(Source document)
Enrollment and screening for cancer clinical trials have largely come to a standstill amid the SARS-CoV-2 outbreak, but oncologists and others are mapping a way forward and remote monitoring and visits are emerging as a common thread to resume therapeutic research while maintaining patient safety.
When the COVID-19 outbreak started in the US, medical centers across the country took swift action to reduce nonessential visits to hospitals, research facilities and clinics, resulting in the suspension of visits for clinical trials.
According to the American Association for Cancer Research (AACR), a recent study showed that cancer patients could be more susceptible to severe outcomes due to COVID-19, the illness caused by SARS-CoV-2. Results published on April 23 showed that 105 cancer patients infected with SARS-CoV-2 had higher rates of death, ICU admission and at least one severe critical symptom when compared with age-matched patients also infected with the virus.
While avoiding exposure to the virus is important, oncologists have voiced concern about possible negative consequences of the outbreak for some cancer patients for whom participation in a clinical trial may be the only opportunity for treatment.
According to a survey by the American Society of Clinical Oncology (ASCO), nearly 60% of research programs have reported halting screening or enrollment into cancer clinical trials. However, oncologists and trial sponsors are turning to digital methods to help connect patients to studies.
Two-thirds of the 32 institutions that responded said they were using remote visits to replace clinical trial visits, but they also had challenges in organizing, implementing and conducting telehealth. In cases where sites were permitting visits, patients were unable or unwilling to come to the site and that there was limited availability of “radiology, surgery, cardiology and other ancillary services that are essential for some clinical trials,” according to ASCO.
As a result, ASCO has started a Road to Recovery initiative to chart a course for “returning to a new ‘normal.’” The project will include two multistakeholder groups—one focused on research and the other on care delivery—to evaluate how practice changes in these areas due to COVID-19 could inform new approaches to cancer care and research. The groups will produce recommendations by September.
“The pandemic has led to several far-reaching federal, state, institutional and practice-level changes in process and policy,” the group wrote. “It is important to understand their impact and to identify whether and how modifications made to care delivery and research during an emergency could be adopted as new standard practices to support safer, more effective, and higher quality care and research in the future.”
(End Source document)
(Material provided)
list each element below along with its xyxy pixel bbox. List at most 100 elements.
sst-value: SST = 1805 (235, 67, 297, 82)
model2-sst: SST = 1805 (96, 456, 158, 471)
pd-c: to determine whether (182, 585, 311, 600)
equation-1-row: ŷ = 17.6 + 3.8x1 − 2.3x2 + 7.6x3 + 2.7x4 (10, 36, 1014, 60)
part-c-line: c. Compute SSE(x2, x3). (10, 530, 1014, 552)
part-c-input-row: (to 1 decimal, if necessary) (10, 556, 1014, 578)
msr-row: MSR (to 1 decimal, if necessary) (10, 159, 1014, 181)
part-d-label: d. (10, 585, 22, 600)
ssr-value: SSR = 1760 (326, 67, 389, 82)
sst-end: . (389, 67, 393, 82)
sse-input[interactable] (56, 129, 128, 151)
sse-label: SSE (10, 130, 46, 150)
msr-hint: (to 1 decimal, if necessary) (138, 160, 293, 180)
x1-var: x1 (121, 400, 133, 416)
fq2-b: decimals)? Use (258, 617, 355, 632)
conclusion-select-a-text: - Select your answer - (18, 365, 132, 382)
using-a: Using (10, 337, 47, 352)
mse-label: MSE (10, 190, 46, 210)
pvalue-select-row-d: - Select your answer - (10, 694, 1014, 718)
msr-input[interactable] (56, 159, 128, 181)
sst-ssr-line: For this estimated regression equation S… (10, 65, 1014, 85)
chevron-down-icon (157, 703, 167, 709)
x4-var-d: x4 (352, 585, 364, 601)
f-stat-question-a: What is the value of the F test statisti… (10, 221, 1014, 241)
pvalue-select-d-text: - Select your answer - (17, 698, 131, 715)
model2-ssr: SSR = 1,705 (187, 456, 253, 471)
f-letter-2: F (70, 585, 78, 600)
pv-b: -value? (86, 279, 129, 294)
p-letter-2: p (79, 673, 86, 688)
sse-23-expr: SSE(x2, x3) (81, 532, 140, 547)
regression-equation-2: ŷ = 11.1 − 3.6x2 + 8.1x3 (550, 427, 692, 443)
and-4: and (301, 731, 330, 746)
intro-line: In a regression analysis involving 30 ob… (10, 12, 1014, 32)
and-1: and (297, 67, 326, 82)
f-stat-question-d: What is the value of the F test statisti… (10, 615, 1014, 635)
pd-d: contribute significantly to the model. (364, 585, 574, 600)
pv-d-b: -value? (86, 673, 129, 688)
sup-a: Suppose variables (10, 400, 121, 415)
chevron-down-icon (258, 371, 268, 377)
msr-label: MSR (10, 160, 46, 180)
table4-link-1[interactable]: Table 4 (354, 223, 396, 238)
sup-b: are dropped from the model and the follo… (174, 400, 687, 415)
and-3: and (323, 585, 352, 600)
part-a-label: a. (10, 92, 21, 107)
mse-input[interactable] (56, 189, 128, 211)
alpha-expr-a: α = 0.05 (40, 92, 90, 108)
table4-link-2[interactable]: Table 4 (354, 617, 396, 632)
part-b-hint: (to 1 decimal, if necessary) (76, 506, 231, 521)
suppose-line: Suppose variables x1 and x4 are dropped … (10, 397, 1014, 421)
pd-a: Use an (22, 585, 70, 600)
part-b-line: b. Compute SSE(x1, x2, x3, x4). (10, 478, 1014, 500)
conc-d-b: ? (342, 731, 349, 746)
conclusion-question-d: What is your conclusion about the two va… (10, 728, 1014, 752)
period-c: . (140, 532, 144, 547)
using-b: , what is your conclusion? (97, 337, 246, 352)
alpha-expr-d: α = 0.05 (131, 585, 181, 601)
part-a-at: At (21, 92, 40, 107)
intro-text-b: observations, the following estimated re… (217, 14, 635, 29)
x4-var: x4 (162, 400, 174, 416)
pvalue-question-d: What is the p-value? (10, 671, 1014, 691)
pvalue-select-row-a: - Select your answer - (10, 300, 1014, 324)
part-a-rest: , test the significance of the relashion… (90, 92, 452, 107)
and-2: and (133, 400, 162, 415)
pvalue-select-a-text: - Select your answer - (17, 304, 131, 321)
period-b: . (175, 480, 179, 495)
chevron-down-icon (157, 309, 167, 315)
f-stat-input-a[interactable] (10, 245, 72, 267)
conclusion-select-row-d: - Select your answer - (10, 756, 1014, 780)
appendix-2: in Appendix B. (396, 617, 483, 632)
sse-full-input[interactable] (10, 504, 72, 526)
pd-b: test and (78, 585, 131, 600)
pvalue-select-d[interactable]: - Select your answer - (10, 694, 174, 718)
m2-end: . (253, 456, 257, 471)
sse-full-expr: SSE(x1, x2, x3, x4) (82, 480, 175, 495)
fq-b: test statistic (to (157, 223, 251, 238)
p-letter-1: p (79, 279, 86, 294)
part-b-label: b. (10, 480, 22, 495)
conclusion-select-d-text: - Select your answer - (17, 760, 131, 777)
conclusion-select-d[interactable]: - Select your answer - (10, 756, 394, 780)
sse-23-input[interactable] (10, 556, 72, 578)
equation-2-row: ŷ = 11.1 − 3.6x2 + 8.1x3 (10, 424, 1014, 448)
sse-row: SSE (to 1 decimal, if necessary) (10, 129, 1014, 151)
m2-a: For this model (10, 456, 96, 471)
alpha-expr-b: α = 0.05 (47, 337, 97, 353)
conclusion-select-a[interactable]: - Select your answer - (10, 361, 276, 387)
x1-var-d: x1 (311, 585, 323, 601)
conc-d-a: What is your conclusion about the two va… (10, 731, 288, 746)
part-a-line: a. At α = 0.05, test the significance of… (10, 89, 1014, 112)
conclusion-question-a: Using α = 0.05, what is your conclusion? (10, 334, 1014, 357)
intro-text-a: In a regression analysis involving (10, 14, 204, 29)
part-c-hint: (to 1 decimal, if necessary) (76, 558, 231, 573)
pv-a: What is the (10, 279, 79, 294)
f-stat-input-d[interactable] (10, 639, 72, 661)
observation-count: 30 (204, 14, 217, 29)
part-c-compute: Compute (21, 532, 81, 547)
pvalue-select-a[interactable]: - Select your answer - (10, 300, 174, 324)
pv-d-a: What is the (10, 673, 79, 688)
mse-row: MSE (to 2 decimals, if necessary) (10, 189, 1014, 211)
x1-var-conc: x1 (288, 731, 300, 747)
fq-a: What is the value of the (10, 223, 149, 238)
(End Material provided)
## What is needed
Resume the article on cancer clinical trials during the COVID-19 outbreak, starting right after its last paragraph.

## Expected answer
The Clinical Trials Transformation Initiative (CTTI), a public-private partnership, has also started to put together best practices for clinical trials regardless of disease focus and is incorporating the new FDA guidance that has been issued related to the conduct of trials during COVID-19.
The group published an initial list of seven best practices on April 14 and said it will update the document regularly based on findings from its surveys and webinars. Switching to remote patient monitoring and pivoting to remote study visits are among the initial best practices highlighted by CTTI.
HRI impact analysis
Cancer studies make up a large proportion of clinical trials, and a move to virtual trials for this cohort of patients could be the start of a bigger shift as trial sponsors and researchers attempt to balance keeping patients safe from infection and giving them access to potentially beneficial new therapies.
As of Tuesday, cancer clinical trials account for 22% of the trials listed at ClinicalTrials.gov. An HRI analysis found that over half of the trials are in Phase I (16,474) or Phase II (26,977). However, only 104 of the 74,214 total cancer trials had been suspended between March 1 and 31.
As physician groups like ASCO begin to transition to virtual visits with clinical trials during the pandemic, HRI’s consumer survey found that consumers have started to access telehealth in greater numbers as well to manage chronic conditions and other health concerns.
PwC’s partners have highlighted that companies and institutions that embrace this transition to remote visits could emerge stronger and better prepared for the changing healthcare ecosystem. On the commercial side, companies are starting to shift to remote territory management, while on the R&D side some pharmaceutical and life sciences companies are starting to accelerate trial virtualization.